> [RECORDS FOR THE EXERCISE]:
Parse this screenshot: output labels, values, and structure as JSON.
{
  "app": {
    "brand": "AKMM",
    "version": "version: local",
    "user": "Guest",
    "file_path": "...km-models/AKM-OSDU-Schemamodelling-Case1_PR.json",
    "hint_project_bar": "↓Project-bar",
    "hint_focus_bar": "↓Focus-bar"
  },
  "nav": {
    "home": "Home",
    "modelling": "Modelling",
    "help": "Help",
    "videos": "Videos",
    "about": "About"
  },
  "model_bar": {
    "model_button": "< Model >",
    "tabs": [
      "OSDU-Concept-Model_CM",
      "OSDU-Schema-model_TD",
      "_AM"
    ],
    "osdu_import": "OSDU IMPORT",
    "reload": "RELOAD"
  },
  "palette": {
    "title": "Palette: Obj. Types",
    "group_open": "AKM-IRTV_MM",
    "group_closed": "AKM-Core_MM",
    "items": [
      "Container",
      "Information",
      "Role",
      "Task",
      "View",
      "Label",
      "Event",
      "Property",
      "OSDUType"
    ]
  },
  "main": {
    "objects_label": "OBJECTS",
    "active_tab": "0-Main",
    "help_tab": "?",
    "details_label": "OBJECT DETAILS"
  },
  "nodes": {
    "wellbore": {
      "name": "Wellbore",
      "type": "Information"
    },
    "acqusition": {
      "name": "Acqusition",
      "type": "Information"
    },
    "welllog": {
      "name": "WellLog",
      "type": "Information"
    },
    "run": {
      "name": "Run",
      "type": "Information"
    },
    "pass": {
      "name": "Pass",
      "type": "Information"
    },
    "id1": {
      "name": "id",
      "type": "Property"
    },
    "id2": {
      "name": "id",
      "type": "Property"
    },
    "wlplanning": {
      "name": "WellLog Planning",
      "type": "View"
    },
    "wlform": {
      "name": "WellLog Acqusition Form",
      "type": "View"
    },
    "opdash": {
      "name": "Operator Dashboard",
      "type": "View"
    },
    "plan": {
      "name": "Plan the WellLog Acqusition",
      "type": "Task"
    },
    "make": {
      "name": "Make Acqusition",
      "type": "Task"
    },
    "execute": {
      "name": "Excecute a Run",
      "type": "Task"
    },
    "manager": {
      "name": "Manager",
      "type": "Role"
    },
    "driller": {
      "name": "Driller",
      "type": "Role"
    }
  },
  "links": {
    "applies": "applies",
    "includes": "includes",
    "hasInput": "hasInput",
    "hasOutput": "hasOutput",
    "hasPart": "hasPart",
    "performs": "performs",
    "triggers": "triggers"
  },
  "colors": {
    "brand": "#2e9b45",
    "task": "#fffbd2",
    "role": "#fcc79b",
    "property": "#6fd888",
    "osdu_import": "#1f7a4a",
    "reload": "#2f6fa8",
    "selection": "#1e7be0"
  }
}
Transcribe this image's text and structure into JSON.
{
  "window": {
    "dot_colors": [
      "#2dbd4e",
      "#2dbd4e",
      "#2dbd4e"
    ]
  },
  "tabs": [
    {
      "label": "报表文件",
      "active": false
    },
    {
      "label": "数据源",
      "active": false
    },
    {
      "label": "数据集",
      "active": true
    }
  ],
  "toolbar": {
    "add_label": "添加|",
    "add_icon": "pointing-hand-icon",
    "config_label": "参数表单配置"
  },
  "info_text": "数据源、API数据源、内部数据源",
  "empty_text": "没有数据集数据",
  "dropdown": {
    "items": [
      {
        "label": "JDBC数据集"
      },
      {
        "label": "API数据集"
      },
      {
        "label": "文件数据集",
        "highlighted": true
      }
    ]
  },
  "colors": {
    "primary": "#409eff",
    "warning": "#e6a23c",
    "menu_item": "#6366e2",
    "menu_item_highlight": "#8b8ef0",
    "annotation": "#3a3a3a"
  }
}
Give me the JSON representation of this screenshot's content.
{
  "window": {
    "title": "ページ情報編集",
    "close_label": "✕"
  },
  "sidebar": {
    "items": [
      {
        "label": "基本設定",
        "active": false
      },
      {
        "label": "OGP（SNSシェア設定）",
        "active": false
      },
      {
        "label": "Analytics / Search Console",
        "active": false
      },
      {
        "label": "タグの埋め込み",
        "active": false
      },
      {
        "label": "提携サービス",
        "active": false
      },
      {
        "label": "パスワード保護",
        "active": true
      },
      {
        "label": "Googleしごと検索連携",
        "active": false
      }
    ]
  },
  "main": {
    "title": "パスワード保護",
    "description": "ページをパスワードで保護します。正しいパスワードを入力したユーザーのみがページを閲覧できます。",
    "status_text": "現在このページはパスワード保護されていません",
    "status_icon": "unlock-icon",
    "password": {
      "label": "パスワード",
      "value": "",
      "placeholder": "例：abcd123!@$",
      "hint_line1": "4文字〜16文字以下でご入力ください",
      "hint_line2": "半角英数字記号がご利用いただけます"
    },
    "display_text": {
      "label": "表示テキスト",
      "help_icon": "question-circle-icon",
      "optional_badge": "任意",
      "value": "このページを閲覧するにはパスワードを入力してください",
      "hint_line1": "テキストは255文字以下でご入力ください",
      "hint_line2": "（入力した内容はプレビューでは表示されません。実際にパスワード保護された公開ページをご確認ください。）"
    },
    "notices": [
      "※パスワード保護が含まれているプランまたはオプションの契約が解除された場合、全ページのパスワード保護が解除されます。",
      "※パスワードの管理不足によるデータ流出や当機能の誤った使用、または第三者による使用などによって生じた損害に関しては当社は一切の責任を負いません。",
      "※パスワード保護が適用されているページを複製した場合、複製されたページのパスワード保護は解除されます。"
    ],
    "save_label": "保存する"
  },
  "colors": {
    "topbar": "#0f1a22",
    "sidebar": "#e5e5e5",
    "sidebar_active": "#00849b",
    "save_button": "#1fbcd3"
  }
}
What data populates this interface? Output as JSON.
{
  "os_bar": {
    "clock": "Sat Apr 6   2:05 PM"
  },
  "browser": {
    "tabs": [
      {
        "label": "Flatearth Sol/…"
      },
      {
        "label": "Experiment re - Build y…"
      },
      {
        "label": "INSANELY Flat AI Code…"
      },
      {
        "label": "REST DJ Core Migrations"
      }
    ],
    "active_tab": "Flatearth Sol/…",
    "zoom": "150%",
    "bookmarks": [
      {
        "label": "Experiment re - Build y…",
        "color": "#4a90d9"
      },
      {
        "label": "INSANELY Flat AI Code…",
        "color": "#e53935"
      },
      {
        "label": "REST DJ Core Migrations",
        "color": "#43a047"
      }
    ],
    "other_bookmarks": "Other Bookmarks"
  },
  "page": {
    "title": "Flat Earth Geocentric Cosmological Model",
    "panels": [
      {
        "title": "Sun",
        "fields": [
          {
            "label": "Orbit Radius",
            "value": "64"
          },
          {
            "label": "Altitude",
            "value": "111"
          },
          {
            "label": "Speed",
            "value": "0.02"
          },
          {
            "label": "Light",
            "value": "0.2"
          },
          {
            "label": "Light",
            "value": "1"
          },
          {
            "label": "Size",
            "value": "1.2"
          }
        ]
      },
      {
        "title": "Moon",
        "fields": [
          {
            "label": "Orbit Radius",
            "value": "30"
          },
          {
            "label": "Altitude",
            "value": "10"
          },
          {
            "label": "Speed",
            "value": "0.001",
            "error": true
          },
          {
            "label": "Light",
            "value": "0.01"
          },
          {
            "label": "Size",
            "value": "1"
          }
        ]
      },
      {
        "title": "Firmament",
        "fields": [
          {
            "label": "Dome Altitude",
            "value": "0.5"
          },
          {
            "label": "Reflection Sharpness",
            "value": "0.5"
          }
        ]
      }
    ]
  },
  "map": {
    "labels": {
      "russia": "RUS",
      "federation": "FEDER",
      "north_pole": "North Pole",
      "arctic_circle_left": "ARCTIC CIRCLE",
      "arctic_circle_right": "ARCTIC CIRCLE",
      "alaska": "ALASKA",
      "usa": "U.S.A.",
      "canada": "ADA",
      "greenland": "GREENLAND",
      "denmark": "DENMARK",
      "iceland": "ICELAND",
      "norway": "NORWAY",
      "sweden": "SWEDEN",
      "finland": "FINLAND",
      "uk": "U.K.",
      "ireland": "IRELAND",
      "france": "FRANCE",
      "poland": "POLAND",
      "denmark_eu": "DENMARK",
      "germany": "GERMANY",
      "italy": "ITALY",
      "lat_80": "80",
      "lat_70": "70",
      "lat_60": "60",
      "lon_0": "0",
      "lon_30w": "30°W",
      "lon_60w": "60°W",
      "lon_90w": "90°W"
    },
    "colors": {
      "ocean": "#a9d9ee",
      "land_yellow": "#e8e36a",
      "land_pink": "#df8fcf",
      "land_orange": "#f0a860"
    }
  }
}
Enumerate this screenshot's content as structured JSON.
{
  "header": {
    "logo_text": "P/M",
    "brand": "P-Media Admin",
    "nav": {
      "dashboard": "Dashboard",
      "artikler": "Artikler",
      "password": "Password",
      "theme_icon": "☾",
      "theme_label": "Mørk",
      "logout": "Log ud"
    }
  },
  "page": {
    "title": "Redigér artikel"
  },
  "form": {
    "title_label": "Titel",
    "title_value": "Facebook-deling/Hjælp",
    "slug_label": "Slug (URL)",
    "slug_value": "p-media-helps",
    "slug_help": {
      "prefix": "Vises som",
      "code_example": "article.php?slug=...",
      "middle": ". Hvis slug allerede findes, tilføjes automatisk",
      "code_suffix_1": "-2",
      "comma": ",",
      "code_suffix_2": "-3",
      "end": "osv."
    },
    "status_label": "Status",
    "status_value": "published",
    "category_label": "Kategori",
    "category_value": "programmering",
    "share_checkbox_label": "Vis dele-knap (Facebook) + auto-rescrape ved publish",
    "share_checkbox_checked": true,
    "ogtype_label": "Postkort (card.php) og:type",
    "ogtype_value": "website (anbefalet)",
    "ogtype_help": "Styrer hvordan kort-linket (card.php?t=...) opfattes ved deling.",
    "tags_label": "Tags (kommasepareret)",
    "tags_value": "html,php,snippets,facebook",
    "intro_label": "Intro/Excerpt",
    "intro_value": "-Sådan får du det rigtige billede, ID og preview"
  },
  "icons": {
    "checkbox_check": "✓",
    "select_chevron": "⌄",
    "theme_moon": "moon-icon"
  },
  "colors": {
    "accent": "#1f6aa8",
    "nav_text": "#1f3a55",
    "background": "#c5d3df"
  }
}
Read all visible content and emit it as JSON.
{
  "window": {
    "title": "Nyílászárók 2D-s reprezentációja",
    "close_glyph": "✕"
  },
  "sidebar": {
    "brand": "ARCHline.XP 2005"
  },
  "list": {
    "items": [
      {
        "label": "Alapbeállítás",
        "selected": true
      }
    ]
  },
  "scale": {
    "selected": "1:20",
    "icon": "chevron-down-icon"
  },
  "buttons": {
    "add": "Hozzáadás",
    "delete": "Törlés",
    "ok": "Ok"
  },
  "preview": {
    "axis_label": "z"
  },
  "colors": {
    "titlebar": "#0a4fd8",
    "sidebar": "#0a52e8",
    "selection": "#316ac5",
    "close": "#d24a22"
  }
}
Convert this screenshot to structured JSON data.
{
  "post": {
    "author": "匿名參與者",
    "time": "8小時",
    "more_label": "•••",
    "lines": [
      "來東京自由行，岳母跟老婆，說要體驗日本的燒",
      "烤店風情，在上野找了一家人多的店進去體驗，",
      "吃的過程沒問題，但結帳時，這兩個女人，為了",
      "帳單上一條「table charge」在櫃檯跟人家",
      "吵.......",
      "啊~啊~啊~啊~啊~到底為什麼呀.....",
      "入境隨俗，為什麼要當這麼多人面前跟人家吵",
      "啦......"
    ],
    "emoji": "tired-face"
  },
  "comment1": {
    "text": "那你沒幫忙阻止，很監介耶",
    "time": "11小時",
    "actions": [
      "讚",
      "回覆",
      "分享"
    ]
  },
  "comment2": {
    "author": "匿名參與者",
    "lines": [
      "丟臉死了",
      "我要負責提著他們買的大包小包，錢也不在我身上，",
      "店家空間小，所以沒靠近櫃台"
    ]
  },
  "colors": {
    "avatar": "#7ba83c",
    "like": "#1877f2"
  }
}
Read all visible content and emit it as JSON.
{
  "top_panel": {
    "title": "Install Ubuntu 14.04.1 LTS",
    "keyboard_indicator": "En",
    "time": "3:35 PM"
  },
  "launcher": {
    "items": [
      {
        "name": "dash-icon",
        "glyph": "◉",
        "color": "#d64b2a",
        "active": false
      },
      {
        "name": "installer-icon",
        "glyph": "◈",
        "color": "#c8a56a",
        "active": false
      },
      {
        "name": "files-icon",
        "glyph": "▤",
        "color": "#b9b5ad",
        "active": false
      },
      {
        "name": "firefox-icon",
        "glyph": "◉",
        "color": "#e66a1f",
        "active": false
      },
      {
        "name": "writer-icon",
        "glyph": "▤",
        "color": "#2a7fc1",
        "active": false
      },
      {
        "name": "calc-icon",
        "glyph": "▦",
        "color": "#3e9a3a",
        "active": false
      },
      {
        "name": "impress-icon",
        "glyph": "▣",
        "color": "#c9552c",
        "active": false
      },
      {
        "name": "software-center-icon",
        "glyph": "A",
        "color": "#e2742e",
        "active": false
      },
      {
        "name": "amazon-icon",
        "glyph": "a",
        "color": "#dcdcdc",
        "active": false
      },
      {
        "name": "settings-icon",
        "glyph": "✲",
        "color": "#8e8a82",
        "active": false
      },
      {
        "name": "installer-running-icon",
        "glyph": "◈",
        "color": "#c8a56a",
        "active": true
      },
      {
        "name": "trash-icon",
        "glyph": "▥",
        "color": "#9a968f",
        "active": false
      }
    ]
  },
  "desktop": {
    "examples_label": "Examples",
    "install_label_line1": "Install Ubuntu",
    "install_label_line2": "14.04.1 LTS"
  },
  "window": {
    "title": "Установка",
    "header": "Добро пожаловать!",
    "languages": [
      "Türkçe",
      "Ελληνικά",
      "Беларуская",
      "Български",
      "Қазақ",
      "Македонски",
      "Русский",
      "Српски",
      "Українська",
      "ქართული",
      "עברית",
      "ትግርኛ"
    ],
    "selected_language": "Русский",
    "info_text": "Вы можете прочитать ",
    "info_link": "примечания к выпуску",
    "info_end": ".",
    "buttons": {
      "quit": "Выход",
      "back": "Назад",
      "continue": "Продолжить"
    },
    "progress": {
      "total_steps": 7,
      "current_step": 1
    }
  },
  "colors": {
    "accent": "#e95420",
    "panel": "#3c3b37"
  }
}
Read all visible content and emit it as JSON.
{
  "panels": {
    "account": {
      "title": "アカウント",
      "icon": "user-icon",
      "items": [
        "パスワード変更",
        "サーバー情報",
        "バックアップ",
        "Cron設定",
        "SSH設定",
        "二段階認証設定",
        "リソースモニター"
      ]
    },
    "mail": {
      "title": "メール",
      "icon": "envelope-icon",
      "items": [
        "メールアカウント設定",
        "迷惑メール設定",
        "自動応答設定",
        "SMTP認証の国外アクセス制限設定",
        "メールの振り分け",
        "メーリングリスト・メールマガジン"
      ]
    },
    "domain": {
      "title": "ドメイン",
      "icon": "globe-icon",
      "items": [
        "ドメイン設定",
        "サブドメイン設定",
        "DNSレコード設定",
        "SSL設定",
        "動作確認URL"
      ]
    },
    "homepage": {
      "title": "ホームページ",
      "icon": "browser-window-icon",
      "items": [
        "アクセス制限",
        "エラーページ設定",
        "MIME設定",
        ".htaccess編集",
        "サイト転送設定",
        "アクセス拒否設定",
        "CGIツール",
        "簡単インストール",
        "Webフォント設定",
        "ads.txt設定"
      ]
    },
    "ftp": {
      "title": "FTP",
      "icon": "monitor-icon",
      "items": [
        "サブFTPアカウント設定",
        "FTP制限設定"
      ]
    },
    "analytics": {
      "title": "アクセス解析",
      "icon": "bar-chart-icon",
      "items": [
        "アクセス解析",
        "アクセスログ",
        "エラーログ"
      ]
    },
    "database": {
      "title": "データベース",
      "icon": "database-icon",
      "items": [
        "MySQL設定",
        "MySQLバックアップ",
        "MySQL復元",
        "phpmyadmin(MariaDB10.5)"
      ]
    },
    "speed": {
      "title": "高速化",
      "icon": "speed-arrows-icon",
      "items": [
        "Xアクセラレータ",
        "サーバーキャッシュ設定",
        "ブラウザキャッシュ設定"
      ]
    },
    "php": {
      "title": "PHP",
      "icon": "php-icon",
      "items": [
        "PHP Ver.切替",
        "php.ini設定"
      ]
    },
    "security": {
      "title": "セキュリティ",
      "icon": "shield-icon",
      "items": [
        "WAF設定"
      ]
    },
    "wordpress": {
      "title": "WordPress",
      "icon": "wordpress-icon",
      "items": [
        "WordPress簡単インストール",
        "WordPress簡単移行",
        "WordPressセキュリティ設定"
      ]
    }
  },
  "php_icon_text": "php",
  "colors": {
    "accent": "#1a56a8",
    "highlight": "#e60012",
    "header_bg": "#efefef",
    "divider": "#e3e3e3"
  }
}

> [GIVEN REQUEST]: Identify each line holding the string "Experiment", and copy it out.

> [WRITTEN REPLY]:
        "label": "Experiment re - Build y…"
        "label": "Experiment re - Build y…",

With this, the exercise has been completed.